GECITEERDE TEKST:
* * *

ICJ: Israëlische bezetting van Palestijns gebied is onwettig

De Israëlische bezetting van Palestijns gebied is onwettig. Israël moet de bezetting zo snel mogelijk beëindigen, de bouw van nederzettingen staken en bestaande nederzettingen ontmantelen, en compensatie geven aan Palestijnen die land en eigendommen hebben verloren.

Dat zei het Internationaal Gerechtshof (ICJ) in Den Haag, het hoogste gerechtelijke orgaan van de Verenigde Naties, op vrijdag in een advies. De Algemene Vergadering van de VN had het hof in december 2022 middels een resolutie verzocht om tot een advies te komen over de juridische gevolgen van Israëls praktijken in bezet gebied en wat dit betekent voor de juridische status van de bezetting.

Staten mogen de situatie in het bezette gebied niet als legaal beschouwen, of steun verlenen aan de voortduring van de bezetting, aldus het hof.

Israël bezette in de oorlog van 1967 de Gazastrook, de Westelijke Jordaanoever en Oost-Jeruzalem. Israël heeft Oost-Jeruzalem geannexeerd en beschouwt het als onderdeel van zijn territorium.

Het hof benadrukte vrijdag dat het de Palestijnse gebieden als een territoriale eenheid beschouwt, ondanks de fragmentatie die het gevolg is van Israëls beleid, waaronder annexatie van delen van het bezette gebied.

Israël moedigt nederzettingen en het vertrek van de Palestijnse bevolking in het bezette gebied actief aan, voert een discriminerend beleid, en onttrekt er natuurlijke bronnen ten gunste van Israëlische burgers en kolonisten.

* * *

Gegevens van vakken met beeldelementen:
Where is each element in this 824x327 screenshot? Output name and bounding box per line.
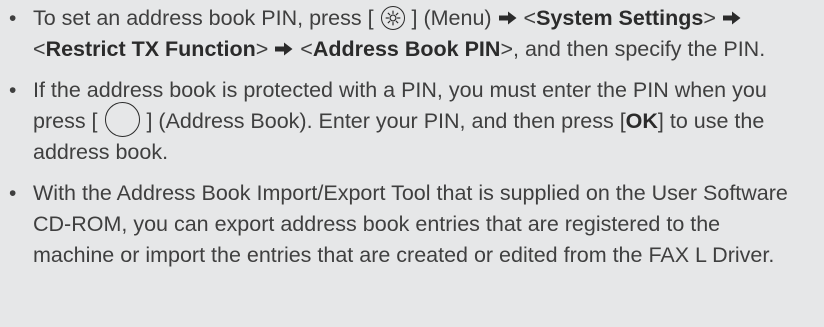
note-text: < [33, 37, 46, 61]
menu-item-address-book-pin: Address Book PIN [312, 37, 501, 61]
note-text: > [255, 37, 275, 61]
menu-key-icon [380, 6, 405, 30]
bullet-icon: • [9, 79, 17, 102]
arrow-right-icon [275, 42, 293, 56]
note-pin-protected: • If the address book is protected with a… [0, 75, 824, 168]
note-text: < [517, 6, 537, 30]
note-text: ] (Menu) [405, 6, 498, 30]
bullet-icon: • [9, 182, 17, 205]
address-book-key-icon [104, 102, 140, 137]
note-text: To set an address book PIN, press [ [33, 6, 380, 30]
menu-item-restrict-tx-function: Restrict TX Function [45, 37, 256, 61]
note-text: ] (Address Book). Enter your PIN, and th… [140, 109, 626, 133]
note-address-book-pin: • To set an address book PIN, press [ ] (… [0, 3, 824, 65]
menu-item-system-settings: System Settings [536, 6, 704, 30]
bullet-icon: • [9, 7, 17, 30]
arrow-right-icon [498, 11, 517, 25]
note-text: < [294, 37, 313, 61]
note-text: > [703, 6, 722, 30]
note-text: >, and then specify the PIN. [500, 37, 766, 61]
arrow-right-icon [722, 11, 741, 25]
notes-list: • To set an address book PIN, press [ ] (… [0, 0, 824, 271]
note-text: With the Address Book Import/Export Tool… [33, 181, 788, 267]
note-import-export-tool: • With the Address Book Import/Export Too… [0, 178, 824, 271]
ok-key-label: OK [625, 109, 658, 133]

* * *

DE OPDRACHT:
Bewerk het deel van het artikel over de ICJ-uitspraak dat begint met "Israël bezette in" en doorloopt tot en met "het bezette gebied.", waarbij je "Westelijke Jordaanoever" vervangt door "Westoever". De lijst staat volledig los van het artikel over de ICJ-uitspraak.

VERWACHTE UITVOER:
Israël bezette in de oorlog van 1967 de Gazastrook, de Westoever en Oost-Jeruzalem. Israël heeft Oost-Jeruzalem geannexeerd en beschouwt het als onderdeel van zijn territorium.

Het hof benadrukte vrijdag dat het de Palestijnse gebieden als een territoriale eenheid beschouwt, ondanks de fragmentatie die het gevolg is van Israëls beleid, waaronder annexatie van delen van het bezette gebied.